[Start of Records to use]

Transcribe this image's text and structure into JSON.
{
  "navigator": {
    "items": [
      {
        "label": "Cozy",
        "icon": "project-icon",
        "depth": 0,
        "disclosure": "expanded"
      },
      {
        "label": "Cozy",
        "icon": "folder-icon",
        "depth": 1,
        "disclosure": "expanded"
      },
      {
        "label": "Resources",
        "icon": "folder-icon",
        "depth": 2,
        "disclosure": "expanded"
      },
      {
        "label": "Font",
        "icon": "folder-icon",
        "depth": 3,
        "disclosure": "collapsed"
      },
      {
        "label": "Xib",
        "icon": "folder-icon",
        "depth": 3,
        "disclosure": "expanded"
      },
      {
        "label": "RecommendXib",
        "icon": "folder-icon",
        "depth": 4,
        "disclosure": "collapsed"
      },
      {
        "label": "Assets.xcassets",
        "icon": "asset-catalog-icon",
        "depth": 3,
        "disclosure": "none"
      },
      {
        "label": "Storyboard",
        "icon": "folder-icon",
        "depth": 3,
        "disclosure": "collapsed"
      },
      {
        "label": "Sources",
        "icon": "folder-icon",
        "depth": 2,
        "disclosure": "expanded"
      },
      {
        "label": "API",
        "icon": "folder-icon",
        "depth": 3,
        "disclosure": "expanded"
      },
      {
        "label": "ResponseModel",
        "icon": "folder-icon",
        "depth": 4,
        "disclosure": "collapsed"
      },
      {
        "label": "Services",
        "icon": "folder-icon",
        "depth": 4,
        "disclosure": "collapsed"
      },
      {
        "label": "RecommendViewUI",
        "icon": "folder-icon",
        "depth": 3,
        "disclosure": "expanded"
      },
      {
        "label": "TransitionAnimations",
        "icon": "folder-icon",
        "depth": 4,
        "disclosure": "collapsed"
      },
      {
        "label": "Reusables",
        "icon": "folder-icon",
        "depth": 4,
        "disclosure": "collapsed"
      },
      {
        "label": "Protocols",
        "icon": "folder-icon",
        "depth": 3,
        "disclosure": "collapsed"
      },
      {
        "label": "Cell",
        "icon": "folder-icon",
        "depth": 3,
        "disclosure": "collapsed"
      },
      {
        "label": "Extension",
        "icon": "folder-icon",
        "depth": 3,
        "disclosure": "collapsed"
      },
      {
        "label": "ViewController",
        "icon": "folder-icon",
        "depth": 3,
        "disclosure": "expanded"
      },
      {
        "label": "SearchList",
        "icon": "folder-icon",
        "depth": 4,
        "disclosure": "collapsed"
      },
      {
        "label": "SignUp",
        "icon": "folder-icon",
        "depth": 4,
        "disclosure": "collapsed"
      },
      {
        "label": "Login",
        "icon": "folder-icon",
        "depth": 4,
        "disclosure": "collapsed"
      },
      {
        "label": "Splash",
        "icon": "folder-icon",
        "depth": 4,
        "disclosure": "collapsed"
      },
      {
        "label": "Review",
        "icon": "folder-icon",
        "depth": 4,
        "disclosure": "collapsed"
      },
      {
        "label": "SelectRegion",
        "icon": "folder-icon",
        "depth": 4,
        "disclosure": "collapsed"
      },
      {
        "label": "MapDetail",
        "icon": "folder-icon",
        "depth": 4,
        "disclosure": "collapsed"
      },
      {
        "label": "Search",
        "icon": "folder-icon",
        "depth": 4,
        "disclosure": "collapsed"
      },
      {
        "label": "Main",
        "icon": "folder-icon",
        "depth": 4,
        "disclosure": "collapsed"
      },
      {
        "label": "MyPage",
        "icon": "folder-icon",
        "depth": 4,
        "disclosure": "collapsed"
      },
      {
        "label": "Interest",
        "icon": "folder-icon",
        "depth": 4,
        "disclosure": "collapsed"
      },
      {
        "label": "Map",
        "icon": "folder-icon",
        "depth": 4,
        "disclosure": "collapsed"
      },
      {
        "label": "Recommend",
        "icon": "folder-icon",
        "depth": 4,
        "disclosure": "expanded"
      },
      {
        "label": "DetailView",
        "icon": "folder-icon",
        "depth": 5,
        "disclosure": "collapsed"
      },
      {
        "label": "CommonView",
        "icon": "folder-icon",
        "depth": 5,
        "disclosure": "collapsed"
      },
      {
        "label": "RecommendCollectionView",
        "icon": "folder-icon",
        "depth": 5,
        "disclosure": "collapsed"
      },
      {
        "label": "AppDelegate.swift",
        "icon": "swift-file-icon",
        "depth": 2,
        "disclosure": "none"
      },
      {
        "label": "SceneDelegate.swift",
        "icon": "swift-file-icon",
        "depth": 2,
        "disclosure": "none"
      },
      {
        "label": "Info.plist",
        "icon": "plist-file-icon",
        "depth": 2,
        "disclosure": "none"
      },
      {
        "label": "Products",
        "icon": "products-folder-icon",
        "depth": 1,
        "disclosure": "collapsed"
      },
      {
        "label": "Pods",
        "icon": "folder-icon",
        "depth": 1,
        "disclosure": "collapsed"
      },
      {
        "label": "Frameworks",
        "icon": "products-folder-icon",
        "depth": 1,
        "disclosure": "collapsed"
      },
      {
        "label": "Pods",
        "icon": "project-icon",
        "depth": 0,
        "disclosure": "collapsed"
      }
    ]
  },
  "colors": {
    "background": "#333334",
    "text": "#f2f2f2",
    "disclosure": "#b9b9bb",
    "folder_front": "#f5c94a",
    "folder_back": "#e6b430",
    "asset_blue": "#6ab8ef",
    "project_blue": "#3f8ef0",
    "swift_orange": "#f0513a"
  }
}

[End of Records to use]

Extract all of the data shown above without alteration.

• _Exercise result_
Transcribe this image's text and structure into JSON.
{
  "navigator": {
    "items": [
      {
        "label": "Cozy",
        "icon": "project-icon",
        "depth": 0,
        "disclosure": "expanded"
      },
      {
        "label": "Cozy",
        "icon": "folder-icon",
        "depth": 1,
        "disclosure": "expanded"
      },
      {
        "label": "Resources",
        "icon": "folder-icon",
        "depth": 2,
        "disclosure": "expanded"
      },
      {
        "label": "Font",
        "icon": "folder-icon",
        "depth": 3,
        "disclosure": "collapsed"
      },
      {
        "label": "Xib",
        "icon": "folder-icon",
        "depth": 3,
        "disclosure": "expanded"
      },
      {
        "label": "RecommendXib",
        "icon": "folder-icon",
        "depth": 4,
        "disclosure": "collapsed"
      },
      {
        "label": "Assets.xcassets",
        "icon": "asset-catalog-icon",
        "depth": 3,
        "disclosure": "none"
      },
      {
        "label": "Storyboard",
        "icon": "folder-icon",
        "depth": 3,
        "disclosure": "collapsed"
      },
      {
        "label": "Sources",
        "icon": "folder-icon",
        "depth": 2,
        "disclosure": "expanded"
      },
      {
        "label": "API",
        "icon": "folder-icon",
        "depth": 3,
        "disclosure": "expanded"
      },
      {
        "label": "ResponseModel",
        "icon": "folder-icon",
        "depth": 4,
        "disclosure": "collapsed"
      },
      {
        "label": "Services",
        "icon": "folder-icon",
        "depth": 4,
        "disclosure": "collapsed"
      },
      {
        "label": "RecommendViewUI",
        "icon": "folder-icon",
        "depth": 3,
        "disclosure": "expanded"
      },
      {
        "label": "TransitionAnimations",
        "icon": "folder-icon",
        "depth": 4,
        "disclosure": "collapsed"
      },
      {
        "label": "Reusables",
        "icon": "folder-icon",
        "depth": 4,
        "disclosure": "collapsed"
      },
      {
        "label": "Protocols",
        "icon": "folder-icon",
        "depth": 3,
        "disclosure": "collapsed"
      },
      {
        "label": "Cell",
        "icon": "folder-icon",
        "depth": 3,
        "disclosure": "collapsed"
      },
      {
        "label": "Extension",
        "icon": "folder-icon",
        "depth": 3,
        "disclosure": "collapsed"
      },
      {
        "label": "ViewController",
        "icon": "folder-icon",
        "depth": 3,
        "disclosure": "expanded"
      },
      {
        "label": "SearchList",
        "icon": "folder-icon",
        "depth": 4,
        "disclosure": "collapsed"
      },
      {
        "label": "SignUp",
        "icon": "folder-icon",
        "depth": 4,
        "disclosure": "collapsed"
      },
      {
        "label": "Login",
        "icon": "folder-icon",
        "depth": 4,
        "disclosure": "collapsed"
      },
      {
        "label": "Splash",
        "icon": "folder-icon",
        "depth": 4,
        "disclosure": "collapsed"
      },
      {
        "label": "Review",
        "icon": "folder-icon",
        "depth": 4,
        "disclosure": "collapsed"
      },
      {
        "label": "SelectRegion",
        "icon": "folder-icon",
        "depth": 4,
        "disclosure": "collapsed"
      },
      {
        "label": "MapDetail",
        "icon": "folder-icon",
        "depth": 4,
        "disclosure": "collapsed"
      },
      {
        "label": "Search",
        "icon": "folder-icon",
        "depth": 4,
        "disclosure": "collapsed"
      },
      {
        "label": "Main",
        "icon": "folder-icon",
        "depth": 4,
        "disclosure": "collapsed"
      },
      {
        "label": "MyPage",
        "icon": "folder-icon",
        "depth": 4,
        "disclosure": "collapsed"
      },
      {
        "label": "Interest",
        "icon": "folder-icon",
        "depth": 4,
        "disclosure": "collapsed"
      },
      {
        "label": "Map",
        "icon": "folder-icon",
        "depth": 4,
        "disclosure": "collapsed"
      },
      {
        "label": "Recommend",
        "icon": "folder-icon",
        "depth": 4,
        "disclosure": "expanded"
      },
      {
        "label": "DetailView",
        "icon": "folder-icon",
        "depth": 5,
        "disclosure": "collapsed"
      },
      {
        "label": "CommonView",
        "icon": "folder-icon",
        "depth": 5,
        "disclosure": "collapsed"
      },
      {
        "label": "RecommendCollectionView",
        "icon": "folder-icon",
        "depth": 5,
        "disclosure": "collapsed"
      },
      {
        "label": "AppDelegate.swift",
        "icon": "swift-file-icon",
        "depth": 2,
        "disclosure": "none"
      },
      {
        "label": "SceneDelegate.swift",
        "icon": "swift-file-icon",
        "depth": 2,
        "disclosure": "none"
      },
      {
        "label": "Info.plist",
        "icon": "plist-file-icon",
        "depth": 2,
        "disclosure": "none"
      },
      {
        "label": "Products",
        "icon": "products-folder-icon",
        "depth": 1,
        "disclosure": "collapsed"
      },
      {
        "label": "Pods",
        "icon": "folder-icon",
        "depth": 1,
        "disclosure": "collapsed"
      },
      {
        "label": "Frameworks",
        "icon": "products-folder-icon",
        "depth": 1,
        "disclosure": "collapsed"
      },
      {
        "label": "Pods",
        "icon": "project-icon",
        "depth": 0,
        "disclosure": "collapsed"
      }
    ]
  },
  "colors": {
    "background": "#333334",
    "text": "#f2f2f2",
    "disclosure": "#b9b9bb",
    "folder_front": "#f5c94a",
    "folder_back": "#e6b430",
    "asset_blue": "#6ab8ef",
    "project_blue": "#3f8ef0",
    "swift_orange": "#f0513a"
  }
}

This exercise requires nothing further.